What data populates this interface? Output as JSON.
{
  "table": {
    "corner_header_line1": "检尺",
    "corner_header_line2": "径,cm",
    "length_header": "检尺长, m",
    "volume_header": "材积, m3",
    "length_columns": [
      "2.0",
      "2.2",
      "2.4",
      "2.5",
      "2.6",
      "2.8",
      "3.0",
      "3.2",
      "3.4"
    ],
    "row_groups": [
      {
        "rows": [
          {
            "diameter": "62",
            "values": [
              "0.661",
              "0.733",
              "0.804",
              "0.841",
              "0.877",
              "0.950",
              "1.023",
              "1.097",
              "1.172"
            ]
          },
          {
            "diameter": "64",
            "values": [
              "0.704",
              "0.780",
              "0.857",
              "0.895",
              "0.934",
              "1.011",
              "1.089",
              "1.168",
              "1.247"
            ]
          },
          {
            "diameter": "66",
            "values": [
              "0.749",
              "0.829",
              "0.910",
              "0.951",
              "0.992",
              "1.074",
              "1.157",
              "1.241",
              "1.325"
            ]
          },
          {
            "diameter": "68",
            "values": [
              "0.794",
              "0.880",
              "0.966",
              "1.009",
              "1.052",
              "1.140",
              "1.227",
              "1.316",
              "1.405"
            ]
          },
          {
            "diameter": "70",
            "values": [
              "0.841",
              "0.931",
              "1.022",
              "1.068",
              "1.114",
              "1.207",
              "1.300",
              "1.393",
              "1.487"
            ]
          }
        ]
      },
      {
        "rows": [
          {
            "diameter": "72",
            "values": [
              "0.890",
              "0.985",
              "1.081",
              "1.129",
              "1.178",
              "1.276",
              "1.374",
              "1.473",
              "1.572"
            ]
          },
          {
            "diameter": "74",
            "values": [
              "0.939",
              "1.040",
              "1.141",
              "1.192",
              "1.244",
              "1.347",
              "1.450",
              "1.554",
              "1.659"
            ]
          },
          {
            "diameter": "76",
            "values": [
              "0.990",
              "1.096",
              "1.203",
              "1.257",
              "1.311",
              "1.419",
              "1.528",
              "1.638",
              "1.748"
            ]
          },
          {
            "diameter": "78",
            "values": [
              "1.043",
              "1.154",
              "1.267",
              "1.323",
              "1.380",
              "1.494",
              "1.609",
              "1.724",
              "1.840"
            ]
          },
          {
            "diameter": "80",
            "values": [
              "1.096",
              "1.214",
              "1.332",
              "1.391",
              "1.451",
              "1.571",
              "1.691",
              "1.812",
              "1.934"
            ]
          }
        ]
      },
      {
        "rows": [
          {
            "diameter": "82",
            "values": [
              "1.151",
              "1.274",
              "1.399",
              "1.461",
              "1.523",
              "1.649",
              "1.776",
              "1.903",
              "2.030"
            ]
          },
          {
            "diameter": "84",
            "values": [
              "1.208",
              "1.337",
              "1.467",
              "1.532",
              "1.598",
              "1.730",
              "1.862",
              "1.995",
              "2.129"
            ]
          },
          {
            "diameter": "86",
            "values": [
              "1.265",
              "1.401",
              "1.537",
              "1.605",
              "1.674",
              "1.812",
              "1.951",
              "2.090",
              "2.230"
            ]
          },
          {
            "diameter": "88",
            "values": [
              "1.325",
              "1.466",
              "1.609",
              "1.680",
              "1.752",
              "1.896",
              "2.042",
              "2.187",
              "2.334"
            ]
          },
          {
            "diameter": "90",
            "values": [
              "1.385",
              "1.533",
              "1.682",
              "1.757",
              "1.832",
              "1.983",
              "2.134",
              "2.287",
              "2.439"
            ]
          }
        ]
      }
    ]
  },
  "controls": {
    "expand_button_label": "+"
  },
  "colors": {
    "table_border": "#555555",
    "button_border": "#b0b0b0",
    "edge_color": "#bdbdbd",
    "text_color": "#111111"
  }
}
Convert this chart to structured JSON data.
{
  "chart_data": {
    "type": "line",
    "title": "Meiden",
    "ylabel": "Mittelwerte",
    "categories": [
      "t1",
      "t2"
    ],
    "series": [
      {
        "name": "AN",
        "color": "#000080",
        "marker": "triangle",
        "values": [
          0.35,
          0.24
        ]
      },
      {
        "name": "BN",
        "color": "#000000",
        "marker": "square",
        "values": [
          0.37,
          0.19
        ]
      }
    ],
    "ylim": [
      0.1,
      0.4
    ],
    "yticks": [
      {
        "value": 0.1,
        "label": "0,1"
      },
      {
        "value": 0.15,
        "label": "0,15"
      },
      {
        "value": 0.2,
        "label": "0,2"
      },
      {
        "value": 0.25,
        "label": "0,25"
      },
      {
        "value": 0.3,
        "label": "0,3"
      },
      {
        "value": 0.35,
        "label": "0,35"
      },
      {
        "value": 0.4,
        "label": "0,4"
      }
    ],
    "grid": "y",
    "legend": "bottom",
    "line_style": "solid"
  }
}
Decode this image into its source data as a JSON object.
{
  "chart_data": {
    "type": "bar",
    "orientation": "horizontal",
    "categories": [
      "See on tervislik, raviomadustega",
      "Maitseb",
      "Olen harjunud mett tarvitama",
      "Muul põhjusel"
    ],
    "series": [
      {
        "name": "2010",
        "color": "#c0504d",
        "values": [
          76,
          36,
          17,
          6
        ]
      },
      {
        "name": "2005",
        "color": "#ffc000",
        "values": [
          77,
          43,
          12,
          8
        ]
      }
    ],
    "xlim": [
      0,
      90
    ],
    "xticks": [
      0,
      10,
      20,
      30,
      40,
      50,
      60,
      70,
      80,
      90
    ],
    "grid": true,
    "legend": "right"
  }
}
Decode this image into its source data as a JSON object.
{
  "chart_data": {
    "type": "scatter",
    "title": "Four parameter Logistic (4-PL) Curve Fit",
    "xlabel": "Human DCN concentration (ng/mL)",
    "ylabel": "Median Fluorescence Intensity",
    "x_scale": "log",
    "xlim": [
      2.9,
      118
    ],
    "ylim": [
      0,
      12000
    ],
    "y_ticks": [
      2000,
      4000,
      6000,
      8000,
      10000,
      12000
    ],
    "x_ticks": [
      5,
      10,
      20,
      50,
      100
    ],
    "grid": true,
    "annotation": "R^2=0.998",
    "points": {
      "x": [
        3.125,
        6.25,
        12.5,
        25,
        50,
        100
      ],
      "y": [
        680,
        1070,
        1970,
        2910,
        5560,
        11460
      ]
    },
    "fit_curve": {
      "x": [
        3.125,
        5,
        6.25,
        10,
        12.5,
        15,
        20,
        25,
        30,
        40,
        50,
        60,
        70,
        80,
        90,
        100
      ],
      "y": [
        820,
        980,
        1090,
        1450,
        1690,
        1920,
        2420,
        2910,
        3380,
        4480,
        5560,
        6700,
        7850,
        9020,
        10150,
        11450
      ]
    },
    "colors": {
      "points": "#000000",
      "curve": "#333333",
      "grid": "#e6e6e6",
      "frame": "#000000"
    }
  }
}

——————

=== What this task involves ===
Gather each line of the listing containing the word "grid" and show it.

=== Answer to this exercise ===
    "grid": "y",
    "grid": true,
    "grid": true,
      "grid": "#e6e6e6",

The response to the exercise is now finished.